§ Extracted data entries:
*** Begin section ***

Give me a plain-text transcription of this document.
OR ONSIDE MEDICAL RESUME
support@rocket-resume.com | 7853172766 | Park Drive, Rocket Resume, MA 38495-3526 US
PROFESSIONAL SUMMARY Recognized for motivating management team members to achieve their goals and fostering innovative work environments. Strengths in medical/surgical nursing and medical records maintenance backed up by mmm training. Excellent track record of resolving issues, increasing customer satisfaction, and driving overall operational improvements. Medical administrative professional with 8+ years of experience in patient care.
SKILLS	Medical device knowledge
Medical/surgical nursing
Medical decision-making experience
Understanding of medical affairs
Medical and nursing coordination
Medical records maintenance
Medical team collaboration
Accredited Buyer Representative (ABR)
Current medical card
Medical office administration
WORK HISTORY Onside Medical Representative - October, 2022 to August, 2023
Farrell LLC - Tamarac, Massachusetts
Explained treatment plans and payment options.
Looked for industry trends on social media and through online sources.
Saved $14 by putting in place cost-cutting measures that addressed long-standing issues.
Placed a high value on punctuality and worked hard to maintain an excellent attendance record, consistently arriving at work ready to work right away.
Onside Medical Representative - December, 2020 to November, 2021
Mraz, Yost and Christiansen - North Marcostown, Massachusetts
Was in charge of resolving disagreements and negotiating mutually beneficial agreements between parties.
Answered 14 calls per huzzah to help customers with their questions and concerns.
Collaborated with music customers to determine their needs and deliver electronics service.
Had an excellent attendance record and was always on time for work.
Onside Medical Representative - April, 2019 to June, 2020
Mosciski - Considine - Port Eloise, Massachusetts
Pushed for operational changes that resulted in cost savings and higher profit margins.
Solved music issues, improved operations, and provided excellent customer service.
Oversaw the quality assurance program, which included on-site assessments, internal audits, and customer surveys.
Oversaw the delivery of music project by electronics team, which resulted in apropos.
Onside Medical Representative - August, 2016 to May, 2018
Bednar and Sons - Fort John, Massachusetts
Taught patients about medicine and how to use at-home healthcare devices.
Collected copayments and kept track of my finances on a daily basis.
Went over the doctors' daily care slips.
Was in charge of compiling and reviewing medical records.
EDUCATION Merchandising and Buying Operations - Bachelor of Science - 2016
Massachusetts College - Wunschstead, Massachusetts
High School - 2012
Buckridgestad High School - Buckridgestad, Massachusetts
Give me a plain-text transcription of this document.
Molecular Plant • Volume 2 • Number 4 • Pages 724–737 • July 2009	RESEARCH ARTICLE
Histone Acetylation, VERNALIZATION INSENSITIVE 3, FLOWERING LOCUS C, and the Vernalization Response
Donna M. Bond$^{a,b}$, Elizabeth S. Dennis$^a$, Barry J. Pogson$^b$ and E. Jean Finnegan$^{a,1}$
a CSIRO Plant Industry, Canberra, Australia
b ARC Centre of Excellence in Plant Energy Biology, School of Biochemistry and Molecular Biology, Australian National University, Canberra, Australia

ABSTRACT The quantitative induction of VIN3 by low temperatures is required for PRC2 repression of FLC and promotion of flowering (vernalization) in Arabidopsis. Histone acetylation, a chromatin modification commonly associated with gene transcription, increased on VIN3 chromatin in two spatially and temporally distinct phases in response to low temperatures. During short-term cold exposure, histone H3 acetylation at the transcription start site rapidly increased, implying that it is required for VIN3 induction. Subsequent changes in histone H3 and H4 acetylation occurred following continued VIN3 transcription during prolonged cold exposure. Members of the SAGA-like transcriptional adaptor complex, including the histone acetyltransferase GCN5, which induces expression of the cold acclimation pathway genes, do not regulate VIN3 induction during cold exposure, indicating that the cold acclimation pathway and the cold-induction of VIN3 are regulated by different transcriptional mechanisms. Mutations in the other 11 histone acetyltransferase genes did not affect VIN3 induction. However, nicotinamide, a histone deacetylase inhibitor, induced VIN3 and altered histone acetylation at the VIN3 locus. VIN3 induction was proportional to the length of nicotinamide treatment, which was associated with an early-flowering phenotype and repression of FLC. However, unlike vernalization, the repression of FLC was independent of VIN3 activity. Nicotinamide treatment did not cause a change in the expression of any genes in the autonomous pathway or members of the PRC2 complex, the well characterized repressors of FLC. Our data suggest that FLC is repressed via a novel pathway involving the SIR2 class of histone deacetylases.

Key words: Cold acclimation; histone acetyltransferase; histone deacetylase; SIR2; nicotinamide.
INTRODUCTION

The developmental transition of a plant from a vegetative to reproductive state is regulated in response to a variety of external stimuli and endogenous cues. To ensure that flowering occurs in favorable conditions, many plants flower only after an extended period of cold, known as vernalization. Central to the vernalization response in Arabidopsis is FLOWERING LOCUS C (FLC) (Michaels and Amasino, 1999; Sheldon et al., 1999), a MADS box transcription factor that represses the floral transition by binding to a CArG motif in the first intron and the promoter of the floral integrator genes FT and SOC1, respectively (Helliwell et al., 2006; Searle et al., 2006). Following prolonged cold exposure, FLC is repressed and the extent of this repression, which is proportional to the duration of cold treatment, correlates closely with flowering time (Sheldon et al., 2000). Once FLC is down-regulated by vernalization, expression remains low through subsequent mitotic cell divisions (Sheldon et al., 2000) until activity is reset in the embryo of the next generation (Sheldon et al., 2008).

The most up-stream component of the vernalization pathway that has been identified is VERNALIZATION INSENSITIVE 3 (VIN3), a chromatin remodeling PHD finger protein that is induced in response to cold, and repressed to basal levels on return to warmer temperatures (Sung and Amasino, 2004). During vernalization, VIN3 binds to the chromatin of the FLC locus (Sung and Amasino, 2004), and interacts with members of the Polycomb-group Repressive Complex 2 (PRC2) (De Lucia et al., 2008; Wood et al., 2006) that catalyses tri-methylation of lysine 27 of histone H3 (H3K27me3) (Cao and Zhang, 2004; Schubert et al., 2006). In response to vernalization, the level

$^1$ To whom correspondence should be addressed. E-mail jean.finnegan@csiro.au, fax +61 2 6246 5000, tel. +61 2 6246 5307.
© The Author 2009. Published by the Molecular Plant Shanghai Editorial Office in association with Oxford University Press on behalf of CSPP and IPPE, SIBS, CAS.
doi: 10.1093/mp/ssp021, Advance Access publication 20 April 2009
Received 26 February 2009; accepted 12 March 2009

*** End section ***

§ Exercise description:
Among the records, find each line where the word "resulted" occurs, and copy it.

§ Response box:
Pushed for operational changes that resulted in cost savings and higher profit margins.
Oversaw the delivery of music project by electronics team, which resulted in apropos.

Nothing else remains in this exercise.